**Exercise details**.
Copy out every line in the entries below that includes "solid".
## begin
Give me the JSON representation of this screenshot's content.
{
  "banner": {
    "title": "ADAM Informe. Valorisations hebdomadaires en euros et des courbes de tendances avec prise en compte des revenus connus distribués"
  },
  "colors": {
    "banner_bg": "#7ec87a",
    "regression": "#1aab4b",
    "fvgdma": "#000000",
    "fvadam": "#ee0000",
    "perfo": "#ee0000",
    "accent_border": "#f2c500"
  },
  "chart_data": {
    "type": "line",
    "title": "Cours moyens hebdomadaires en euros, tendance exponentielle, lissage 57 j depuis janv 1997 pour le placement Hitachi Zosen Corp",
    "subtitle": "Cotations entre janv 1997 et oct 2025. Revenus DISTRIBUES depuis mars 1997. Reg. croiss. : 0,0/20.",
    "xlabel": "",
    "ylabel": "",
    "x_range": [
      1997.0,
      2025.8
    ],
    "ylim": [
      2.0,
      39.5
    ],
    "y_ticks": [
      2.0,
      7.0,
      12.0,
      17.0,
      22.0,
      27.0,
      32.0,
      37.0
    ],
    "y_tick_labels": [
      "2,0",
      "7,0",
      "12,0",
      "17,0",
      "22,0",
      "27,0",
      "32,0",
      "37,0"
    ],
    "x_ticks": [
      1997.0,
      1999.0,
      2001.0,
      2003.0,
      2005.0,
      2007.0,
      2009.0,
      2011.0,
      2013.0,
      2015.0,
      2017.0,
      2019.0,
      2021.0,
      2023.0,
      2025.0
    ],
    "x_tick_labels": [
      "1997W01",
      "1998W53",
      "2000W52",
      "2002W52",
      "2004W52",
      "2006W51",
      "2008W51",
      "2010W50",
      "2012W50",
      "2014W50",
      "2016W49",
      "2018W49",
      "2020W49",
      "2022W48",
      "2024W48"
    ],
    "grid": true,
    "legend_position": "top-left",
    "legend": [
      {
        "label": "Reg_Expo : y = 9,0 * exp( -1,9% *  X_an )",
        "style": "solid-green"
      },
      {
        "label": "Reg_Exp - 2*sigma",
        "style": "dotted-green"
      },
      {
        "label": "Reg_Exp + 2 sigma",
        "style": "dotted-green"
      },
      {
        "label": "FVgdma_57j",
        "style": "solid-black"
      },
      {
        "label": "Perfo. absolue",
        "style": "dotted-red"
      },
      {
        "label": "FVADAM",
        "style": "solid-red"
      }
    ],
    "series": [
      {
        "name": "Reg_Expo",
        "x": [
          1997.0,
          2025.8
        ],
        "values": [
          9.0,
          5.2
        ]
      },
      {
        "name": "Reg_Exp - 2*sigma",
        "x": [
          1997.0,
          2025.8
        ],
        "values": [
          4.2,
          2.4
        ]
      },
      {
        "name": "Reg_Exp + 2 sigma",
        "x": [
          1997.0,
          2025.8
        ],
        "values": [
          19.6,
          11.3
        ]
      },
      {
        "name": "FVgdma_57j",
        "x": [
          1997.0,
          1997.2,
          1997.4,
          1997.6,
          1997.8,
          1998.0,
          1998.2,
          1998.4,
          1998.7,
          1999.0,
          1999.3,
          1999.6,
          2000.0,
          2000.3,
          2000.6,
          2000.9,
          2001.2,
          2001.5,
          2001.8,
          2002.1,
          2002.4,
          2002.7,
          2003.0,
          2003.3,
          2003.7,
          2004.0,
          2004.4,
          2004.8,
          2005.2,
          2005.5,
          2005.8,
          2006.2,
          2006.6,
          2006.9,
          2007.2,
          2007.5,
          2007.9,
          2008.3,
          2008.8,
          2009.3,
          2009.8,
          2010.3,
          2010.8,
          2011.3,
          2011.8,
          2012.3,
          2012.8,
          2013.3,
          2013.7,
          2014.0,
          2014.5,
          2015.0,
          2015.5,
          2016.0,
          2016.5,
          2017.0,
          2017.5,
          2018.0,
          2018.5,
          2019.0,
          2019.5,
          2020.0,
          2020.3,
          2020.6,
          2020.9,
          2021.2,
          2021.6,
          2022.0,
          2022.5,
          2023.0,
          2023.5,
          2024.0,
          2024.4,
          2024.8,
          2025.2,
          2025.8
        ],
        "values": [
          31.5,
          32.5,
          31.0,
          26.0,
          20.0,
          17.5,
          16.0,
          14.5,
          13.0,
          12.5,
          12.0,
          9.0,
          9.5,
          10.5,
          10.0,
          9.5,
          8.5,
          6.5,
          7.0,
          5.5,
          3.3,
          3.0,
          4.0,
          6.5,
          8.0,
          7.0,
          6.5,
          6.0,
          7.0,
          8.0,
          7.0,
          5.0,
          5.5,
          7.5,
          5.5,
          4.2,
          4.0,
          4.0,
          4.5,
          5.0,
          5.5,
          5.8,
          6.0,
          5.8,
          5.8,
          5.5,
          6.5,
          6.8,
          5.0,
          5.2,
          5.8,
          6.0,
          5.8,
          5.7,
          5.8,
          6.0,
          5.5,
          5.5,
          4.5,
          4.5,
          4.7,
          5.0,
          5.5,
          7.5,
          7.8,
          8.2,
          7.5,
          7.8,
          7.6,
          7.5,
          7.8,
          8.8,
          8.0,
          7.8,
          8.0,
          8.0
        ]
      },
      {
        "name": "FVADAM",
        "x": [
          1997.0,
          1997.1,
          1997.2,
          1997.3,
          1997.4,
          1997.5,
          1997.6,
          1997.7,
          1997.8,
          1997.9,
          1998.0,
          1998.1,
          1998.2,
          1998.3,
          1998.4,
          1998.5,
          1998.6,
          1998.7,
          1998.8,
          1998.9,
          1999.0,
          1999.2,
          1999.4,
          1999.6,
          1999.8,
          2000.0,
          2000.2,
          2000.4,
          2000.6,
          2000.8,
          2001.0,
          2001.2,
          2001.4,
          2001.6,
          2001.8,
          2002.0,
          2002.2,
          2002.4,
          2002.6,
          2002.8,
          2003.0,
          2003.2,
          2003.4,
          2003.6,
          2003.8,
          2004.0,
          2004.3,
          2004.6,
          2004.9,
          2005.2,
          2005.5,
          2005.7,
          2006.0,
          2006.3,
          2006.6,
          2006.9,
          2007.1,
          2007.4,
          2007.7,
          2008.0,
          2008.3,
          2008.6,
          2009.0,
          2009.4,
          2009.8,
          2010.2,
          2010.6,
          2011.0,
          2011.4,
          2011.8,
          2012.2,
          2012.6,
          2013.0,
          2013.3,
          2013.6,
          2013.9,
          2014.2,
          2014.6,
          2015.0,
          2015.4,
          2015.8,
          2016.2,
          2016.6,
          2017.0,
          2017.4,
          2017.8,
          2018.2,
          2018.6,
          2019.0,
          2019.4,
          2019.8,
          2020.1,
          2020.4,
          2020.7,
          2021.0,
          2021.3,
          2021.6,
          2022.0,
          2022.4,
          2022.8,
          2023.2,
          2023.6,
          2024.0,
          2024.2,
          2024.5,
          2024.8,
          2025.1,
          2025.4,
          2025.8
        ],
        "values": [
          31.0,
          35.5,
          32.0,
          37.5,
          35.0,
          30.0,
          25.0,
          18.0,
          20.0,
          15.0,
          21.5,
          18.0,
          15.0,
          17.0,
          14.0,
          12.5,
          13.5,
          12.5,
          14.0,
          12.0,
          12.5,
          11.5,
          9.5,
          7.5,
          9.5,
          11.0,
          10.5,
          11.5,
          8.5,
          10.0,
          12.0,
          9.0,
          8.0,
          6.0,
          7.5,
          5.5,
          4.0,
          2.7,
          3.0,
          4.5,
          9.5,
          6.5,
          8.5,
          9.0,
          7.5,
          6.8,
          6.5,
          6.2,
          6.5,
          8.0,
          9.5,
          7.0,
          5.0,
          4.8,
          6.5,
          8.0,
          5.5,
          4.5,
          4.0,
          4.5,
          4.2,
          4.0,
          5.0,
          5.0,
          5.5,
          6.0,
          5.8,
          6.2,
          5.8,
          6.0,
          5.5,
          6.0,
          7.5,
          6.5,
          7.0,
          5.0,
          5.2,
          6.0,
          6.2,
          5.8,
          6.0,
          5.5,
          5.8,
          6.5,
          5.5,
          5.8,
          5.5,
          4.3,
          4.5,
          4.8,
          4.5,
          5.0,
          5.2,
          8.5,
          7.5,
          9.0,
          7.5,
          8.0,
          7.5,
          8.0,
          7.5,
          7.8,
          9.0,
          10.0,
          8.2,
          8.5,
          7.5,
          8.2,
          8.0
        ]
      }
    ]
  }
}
## end
**Exercise response**.
        "style": "solid-green"
        "style": "solid-black"
        "style": "solid-red"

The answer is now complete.